What to produce :: Look through the listing and locate every line containing the word "accent"; copy those lines.

Records to use ::
● ● ● ●
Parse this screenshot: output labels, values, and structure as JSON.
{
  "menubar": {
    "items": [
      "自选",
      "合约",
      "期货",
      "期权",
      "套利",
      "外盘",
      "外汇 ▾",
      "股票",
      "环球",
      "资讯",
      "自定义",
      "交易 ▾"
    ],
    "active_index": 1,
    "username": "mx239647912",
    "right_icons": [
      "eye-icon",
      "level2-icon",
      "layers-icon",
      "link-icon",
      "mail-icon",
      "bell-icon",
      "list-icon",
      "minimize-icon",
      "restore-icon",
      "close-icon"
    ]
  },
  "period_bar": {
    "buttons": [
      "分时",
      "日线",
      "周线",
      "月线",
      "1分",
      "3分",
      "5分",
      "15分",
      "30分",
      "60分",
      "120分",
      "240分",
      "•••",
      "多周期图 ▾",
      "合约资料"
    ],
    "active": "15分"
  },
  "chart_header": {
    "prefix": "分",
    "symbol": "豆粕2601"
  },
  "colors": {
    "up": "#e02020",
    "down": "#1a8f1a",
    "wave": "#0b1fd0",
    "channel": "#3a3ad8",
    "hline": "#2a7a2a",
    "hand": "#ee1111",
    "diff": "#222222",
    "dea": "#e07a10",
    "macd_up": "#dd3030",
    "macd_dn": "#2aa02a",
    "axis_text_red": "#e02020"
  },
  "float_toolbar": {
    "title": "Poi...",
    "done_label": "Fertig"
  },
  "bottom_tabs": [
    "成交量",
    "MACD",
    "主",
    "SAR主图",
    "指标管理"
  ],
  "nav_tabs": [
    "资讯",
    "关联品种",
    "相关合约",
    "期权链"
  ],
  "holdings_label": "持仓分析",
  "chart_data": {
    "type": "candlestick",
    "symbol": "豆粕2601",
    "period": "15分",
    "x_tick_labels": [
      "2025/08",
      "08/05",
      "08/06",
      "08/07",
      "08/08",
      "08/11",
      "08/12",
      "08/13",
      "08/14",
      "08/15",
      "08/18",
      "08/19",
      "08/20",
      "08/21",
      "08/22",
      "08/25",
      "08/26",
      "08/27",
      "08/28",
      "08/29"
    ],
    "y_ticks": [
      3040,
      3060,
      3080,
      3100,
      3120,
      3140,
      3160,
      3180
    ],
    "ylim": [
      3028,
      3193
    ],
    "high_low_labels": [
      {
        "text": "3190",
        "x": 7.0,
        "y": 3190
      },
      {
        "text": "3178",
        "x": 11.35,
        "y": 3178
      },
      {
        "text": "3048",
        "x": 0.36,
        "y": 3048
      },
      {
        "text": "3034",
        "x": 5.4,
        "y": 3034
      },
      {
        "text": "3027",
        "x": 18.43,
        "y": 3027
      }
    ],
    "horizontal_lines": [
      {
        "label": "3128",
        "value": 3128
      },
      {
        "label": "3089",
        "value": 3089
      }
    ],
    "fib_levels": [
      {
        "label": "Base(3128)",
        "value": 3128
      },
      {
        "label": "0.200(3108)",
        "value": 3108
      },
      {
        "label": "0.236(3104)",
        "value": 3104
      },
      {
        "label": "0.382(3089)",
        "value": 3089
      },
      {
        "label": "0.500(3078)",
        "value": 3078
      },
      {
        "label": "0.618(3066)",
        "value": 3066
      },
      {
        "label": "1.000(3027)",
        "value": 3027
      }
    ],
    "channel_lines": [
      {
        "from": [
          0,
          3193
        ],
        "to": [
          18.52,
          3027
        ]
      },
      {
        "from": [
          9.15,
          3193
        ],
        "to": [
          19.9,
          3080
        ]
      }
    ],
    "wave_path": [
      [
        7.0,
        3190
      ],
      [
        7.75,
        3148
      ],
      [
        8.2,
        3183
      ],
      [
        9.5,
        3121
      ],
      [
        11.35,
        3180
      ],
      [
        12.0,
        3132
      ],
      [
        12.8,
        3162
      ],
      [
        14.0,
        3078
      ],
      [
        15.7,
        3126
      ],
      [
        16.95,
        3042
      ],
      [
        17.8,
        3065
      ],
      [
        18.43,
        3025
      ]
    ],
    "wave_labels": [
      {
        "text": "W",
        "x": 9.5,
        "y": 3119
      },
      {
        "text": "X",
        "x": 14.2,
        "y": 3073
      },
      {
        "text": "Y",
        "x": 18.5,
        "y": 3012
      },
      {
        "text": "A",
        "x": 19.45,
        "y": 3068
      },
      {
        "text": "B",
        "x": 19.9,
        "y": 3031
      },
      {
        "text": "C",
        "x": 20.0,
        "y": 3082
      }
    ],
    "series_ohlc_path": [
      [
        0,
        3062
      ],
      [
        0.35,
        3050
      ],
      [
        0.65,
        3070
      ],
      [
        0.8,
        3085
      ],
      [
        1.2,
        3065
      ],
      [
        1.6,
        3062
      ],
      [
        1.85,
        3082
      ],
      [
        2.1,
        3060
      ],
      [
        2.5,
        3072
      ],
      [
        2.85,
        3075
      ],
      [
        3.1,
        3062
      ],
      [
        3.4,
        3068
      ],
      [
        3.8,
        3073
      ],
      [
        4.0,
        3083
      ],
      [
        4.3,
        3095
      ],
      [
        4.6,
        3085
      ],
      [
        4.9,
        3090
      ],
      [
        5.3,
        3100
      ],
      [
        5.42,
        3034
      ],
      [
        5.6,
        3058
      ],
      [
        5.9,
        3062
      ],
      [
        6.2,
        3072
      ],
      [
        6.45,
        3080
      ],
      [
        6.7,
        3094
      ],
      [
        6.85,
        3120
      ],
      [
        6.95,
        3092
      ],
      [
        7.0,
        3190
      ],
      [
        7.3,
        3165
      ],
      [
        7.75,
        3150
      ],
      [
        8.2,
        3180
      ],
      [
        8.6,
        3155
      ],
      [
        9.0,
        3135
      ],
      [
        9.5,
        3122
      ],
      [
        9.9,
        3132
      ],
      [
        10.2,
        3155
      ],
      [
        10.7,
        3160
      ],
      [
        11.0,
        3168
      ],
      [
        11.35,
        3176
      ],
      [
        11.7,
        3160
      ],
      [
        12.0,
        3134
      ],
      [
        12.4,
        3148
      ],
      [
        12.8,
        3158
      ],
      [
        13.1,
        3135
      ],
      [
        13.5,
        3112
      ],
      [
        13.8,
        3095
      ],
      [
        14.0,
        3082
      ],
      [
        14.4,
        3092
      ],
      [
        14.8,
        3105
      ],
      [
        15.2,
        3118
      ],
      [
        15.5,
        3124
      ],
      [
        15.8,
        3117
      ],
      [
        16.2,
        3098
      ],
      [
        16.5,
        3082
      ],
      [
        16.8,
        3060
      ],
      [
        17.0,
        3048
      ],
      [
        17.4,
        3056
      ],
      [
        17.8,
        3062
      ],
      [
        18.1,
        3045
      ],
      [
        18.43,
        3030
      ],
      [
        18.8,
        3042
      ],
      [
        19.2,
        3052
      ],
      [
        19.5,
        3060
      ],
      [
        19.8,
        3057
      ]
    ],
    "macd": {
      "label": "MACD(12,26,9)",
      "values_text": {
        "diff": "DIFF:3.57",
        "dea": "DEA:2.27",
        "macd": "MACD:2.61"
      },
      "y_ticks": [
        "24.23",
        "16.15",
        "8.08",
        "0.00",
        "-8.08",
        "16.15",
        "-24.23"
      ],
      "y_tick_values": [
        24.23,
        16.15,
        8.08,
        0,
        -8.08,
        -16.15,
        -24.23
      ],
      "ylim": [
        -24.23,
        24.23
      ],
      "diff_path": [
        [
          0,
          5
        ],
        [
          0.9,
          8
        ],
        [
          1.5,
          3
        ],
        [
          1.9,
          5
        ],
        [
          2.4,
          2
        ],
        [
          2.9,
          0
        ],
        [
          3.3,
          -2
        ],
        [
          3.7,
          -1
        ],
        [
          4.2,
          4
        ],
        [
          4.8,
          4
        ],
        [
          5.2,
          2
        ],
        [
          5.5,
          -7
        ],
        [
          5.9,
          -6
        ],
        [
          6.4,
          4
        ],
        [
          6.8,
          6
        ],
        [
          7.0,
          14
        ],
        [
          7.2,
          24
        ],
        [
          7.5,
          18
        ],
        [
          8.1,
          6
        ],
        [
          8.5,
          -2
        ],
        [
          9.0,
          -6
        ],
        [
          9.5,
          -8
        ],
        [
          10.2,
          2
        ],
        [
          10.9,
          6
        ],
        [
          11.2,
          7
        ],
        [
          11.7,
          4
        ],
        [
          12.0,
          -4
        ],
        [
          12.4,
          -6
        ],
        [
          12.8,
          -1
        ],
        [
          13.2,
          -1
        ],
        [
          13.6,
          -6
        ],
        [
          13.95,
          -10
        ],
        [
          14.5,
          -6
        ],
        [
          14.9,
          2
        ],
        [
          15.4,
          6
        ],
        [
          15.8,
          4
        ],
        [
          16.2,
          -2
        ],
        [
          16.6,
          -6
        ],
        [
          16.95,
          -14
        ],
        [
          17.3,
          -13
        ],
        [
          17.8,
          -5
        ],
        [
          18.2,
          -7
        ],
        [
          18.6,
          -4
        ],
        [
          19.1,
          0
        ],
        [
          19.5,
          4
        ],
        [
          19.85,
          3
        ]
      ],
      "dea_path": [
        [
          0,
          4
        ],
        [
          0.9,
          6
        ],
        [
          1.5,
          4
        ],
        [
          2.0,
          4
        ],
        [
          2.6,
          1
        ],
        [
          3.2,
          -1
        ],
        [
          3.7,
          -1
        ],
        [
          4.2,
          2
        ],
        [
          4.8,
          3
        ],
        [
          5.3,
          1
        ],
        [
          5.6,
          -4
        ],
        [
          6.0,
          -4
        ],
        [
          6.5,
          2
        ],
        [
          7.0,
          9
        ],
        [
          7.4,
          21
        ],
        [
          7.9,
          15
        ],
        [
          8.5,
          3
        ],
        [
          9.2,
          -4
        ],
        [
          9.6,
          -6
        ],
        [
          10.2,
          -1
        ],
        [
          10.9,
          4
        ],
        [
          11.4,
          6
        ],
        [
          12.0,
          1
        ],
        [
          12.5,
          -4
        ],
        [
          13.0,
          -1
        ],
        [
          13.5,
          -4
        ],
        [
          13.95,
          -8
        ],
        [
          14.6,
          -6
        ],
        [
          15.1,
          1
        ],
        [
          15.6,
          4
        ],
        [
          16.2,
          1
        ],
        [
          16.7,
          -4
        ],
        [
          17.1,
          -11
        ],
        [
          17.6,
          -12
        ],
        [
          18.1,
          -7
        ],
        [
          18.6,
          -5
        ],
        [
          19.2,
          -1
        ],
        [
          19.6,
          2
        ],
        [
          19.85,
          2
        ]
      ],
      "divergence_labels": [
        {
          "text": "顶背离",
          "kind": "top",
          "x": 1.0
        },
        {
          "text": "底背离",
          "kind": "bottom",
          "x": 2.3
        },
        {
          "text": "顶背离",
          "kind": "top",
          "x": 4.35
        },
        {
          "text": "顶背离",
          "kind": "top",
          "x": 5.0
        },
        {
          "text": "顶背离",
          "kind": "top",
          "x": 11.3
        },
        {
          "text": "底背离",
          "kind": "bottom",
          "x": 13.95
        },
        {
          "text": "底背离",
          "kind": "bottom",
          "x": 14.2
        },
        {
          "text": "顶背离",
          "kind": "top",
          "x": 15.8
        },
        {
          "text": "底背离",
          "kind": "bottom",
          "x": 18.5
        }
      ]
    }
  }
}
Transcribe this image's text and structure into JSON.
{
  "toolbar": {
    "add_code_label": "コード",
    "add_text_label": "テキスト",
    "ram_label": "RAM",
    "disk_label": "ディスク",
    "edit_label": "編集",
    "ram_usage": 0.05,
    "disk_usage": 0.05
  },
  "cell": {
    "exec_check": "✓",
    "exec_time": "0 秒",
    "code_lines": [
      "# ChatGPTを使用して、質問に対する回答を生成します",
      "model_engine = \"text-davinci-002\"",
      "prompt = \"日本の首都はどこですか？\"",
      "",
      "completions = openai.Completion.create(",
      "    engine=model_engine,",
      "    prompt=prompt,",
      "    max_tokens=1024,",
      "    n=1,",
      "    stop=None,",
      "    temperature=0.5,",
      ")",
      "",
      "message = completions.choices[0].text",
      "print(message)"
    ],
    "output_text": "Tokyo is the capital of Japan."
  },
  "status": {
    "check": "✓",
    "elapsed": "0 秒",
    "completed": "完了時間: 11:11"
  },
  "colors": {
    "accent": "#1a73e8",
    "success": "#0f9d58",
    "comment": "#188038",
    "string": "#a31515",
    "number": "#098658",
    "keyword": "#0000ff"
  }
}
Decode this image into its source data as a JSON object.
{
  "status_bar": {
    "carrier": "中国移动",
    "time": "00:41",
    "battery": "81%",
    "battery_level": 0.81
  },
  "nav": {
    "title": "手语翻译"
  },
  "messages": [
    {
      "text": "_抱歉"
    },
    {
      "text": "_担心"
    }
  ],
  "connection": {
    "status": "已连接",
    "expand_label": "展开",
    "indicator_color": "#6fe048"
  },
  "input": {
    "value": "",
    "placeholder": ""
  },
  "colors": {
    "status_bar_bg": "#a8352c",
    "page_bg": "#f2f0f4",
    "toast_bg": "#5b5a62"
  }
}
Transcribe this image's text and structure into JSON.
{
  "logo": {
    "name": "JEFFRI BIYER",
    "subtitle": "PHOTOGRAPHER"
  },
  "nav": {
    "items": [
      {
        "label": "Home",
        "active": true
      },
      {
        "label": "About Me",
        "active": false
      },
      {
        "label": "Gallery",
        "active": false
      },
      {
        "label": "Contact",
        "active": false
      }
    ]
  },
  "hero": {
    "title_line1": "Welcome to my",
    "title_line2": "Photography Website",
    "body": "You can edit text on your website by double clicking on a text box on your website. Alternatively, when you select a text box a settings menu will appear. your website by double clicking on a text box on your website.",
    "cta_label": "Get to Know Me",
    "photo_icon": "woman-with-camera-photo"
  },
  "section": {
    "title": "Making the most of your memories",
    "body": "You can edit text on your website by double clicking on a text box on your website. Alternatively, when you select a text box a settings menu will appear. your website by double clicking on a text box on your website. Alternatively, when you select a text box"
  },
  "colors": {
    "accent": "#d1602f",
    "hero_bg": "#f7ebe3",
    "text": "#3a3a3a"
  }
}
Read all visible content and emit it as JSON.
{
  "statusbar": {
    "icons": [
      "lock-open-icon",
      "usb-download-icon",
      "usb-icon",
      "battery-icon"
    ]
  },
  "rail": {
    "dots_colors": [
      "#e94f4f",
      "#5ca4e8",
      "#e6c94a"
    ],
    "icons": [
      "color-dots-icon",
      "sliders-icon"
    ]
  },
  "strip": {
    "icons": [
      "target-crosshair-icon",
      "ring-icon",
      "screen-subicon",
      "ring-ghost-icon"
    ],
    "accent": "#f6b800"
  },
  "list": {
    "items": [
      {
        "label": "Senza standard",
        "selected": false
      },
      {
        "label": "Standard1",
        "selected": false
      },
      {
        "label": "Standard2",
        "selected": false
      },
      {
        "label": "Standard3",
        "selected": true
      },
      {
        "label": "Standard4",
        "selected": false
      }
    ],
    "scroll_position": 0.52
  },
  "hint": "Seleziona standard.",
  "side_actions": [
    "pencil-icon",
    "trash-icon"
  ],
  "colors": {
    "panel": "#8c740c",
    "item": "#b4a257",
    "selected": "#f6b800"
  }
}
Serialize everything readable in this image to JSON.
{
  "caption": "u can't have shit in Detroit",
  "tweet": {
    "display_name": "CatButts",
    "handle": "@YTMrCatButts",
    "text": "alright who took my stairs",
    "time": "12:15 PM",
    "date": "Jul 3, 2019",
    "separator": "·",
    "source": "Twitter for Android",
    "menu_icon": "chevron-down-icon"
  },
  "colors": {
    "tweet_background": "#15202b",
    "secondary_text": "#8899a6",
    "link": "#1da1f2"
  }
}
● ● ● ●
Response ::
    "accent": "#1a73e8",
    "accent": "#d1602f",
    "accent": "#f6b800"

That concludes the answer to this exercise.